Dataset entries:
* * * *
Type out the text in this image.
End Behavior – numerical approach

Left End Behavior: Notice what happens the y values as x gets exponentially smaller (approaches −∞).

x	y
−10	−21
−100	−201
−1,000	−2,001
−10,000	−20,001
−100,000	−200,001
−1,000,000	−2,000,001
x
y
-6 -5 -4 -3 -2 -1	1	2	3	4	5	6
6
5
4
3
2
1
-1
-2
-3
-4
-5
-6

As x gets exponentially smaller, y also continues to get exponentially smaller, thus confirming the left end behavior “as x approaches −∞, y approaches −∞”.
* * * *
Your task is to repeat every line exactly.

▸ **Task response**
Type out the text in this image.
End Behavior – numerical approach

Left End Behavior: Notice what happens the y values as x gets exponentially smaller (approaches −∞).

x	y
−10	−21
−100	−201
−1,000	−2,001
−10,000	−20,001
−100,000	−200,001
−1,000,000	−2,000,001
x
y
-6 -5 -4 -3 -2 -1	1	2	3	4	5	6
6
5
4
3
2
1
-1
-2
-3
-4
-5
-6

As x gets exponentially smaller, y also continues to get exponentially smaller, thus confirming the left end behavior “as x approaches −∞, y approaches −∞”.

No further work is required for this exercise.